(Entries with figure data)
==========

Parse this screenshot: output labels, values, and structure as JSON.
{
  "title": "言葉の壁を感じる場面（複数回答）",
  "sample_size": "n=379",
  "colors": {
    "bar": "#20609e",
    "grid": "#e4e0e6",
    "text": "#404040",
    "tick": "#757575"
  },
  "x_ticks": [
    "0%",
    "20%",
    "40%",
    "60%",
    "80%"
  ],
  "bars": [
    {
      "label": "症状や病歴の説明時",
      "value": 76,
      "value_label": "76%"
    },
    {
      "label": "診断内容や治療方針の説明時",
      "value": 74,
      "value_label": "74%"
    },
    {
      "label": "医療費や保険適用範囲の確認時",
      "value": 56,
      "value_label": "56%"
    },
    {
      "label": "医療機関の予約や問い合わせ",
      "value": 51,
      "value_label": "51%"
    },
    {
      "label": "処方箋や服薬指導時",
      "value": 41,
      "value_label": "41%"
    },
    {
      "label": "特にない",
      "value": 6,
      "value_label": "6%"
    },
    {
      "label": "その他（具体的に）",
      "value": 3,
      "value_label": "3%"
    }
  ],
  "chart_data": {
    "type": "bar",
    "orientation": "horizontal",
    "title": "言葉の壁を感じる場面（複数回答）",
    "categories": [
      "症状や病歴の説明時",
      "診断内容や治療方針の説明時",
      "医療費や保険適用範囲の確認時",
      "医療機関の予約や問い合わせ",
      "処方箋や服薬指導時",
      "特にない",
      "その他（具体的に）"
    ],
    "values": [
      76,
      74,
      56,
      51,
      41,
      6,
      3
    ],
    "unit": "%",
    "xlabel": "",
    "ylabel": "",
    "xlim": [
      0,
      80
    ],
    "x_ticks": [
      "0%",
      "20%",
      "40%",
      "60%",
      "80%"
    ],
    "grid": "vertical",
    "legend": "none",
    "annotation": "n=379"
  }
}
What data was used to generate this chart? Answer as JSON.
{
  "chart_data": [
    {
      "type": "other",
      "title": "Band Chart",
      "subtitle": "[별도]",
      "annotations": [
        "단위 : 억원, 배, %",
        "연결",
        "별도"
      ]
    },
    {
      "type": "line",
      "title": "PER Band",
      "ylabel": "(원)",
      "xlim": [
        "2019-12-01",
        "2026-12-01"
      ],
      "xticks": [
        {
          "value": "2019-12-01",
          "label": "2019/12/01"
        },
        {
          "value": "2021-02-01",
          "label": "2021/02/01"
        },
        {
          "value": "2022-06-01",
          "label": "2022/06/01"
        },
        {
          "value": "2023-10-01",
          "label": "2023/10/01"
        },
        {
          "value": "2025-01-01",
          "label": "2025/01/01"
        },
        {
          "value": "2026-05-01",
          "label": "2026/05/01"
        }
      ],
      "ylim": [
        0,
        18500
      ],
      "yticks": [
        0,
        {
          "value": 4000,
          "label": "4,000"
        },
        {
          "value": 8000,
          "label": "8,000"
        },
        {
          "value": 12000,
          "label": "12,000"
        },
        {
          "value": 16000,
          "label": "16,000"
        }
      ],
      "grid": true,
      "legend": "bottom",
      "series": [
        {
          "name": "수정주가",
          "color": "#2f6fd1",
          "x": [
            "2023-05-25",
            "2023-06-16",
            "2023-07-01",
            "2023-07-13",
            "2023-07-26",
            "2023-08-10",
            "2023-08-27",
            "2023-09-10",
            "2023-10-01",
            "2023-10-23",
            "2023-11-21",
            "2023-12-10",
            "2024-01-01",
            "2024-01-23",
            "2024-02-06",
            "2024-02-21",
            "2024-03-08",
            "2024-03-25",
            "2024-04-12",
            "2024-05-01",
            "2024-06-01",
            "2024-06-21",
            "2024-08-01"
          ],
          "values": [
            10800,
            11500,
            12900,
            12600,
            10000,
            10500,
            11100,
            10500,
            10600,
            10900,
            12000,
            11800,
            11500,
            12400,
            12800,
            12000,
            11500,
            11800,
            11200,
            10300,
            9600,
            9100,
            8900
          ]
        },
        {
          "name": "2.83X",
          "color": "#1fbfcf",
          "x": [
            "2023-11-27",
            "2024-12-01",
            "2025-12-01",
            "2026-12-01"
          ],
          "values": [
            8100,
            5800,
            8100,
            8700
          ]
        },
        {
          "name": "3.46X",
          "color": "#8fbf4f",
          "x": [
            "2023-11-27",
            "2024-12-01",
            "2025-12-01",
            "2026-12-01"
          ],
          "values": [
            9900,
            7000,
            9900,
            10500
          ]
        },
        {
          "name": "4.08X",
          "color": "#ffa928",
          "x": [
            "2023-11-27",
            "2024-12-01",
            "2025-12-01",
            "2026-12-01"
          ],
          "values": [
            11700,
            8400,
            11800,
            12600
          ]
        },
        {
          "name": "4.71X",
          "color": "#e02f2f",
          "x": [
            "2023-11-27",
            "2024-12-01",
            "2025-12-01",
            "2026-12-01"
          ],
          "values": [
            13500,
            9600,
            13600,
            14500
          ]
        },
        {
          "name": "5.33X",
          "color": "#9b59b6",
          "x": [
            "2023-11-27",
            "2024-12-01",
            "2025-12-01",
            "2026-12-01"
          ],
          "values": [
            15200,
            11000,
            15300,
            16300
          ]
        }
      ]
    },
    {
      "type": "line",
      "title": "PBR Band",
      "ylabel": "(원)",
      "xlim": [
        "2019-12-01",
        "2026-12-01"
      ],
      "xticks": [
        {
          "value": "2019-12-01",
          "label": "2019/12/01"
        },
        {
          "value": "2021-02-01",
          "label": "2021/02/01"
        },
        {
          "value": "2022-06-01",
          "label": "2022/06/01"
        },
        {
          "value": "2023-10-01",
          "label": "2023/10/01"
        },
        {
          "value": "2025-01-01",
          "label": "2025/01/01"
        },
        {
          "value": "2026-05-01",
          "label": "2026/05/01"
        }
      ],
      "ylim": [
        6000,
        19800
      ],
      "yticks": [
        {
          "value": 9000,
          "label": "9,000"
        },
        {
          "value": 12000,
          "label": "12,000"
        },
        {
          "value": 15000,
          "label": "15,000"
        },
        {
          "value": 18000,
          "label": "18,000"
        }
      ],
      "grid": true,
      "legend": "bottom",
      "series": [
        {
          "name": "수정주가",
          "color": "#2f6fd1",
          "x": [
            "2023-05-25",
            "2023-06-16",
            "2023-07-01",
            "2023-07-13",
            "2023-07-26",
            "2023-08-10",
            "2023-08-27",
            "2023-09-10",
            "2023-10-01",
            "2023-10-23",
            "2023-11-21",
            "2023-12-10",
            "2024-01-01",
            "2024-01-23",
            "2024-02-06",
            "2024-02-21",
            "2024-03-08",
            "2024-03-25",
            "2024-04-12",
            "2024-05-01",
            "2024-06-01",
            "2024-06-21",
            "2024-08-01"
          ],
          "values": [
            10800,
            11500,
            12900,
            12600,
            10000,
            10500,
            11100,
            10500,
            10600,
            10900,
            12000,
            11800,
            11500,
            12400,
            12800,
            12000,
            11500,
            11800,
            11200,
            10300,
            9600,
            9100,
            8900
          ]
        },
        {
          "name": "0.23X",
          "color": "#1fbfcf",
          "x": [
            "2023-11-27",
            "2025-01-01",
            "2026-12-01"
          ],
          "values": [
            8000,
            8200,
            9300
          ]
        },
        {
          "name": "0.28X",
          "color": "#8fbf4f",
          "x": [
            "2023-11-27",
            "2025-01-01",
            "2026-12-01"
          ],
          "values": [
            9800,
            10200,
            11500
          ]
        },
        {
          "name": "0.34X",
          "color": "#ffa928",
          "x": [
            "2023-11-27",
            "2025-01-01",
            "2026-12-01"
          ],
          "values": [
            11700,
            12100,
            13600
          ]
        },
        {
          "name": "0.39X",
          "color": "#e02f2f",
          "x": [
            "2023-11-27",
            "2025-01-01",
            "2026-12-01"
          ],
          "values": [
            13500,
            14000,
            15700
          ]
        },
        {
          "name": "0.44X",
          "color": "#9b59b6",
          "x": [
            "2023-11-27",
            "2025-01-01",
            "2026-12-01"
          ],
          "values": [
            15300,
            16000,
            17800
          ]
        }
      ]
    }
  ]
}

==========

Set problem. Work through the records line by line and tally those with the word "type". Report only the total.

Exercise result. 4